A block of data:
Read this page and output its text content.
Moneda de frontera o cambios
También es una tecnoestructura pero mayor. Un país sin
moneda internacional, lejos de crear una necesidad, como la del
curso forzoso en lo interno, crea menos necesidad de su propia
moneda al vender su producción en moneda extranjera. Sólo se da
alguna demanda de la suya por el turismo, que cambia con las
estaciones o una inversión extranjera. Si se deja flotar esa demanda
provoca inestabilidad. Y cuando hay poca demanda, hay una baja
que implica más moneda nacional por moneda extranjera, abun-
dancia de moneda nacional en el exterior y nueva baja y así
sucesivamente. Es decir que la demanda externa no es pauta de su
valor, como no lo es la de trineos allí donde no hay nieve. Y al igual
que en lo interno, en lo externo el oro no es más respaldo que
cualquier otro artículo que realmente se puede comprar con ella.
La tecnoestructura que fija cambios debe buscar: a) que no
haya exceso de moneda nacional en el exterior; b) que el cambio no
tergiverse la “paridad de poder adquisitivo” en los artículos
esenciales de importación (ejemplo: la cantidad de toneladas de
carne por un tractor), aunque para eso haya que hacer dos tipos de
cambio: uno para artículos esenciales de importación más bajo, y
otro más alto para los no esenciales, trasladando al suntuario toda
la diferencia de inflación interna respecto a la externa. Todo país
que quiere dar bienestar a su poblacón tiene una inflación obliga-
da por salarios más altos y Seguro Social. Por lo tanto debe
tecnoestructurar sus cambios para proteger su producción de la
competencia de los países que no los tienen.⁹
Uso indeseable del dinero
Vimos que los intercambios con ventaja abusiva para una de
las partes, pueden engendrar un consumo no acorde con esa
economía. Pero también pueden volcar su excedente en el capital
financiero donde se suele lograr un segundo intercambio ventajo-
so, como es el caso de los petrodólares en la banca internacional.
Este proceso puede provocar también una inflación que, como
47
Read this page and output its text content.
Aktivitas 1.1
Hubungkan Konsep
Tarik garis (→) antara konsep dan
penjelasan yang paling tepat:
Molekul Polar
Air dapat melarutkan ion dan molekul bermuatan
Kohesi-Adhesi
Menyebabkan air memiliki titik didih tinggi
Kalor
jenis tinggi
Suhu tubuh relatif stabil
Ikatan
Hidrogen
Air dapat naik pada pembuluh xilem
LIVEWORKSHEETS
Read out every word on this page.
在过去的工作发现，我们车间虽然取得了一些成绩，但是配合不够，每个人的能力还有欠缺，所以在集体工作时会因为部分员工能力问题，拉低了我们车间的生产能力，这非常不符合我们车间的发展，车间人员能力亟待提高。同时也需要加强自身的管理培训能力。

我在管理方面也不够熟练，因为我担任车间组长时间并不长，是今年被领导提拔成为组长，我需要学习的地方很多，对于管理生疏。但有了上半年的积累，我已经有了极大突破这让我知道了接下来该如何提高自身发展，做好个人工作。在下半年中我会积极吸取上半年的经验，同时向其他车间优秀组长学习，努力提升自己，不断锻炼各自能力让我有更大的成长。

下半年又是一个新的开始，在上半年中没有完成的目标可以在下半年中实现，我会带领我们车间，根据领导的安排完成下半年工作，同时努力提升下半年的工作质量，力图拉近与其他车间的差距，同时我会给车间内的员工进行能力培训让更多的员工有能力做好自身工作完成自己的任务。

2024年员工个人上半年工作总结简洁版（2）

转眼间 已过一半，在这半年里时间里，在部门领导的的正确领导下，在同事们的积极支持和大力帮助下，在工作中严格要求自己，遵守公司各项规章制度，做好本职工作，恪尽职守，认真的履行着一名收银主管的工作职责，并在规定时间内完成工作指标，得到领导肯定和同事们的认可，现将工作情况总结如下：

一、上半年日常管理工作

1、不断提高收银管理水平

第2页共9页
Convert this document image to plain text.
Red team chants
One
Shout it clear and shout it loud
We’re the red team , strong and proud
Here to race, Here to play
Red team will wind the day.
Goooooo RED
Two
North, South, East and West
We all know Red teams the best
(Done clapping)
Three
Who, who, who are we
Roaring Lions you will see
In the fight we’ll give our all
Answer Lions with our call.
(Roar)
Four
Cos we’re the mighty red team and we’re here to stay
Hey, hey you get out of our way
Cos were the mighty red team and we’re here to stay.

WHAT YOU ARE ASKED TO DO: Repeat word for word every line from the one that holds "Convert this document image to plain text." to the end. Both ends count.

ANSWER TO THIS PROBLEM:
Convert this document image to plain text.
Red team chants
One
Shout it clear and shout it loud
We’re the red team , strong and proud
Here to race, Here to play
Red team will wind the day.
Goooooo RED
Two
North, South, East and West
We all know Red teams the best
(Done clapping)
Three
Who, who, who are we
Roaring Lions you will see
In the fight we’ll give our all
Answer Lions with our call.
(Roar)
Four
Cos we’re the mighty red team and we’re here to stay
Hey, hey you get out of our way
Cos were the mighty red team and we’re here to stay.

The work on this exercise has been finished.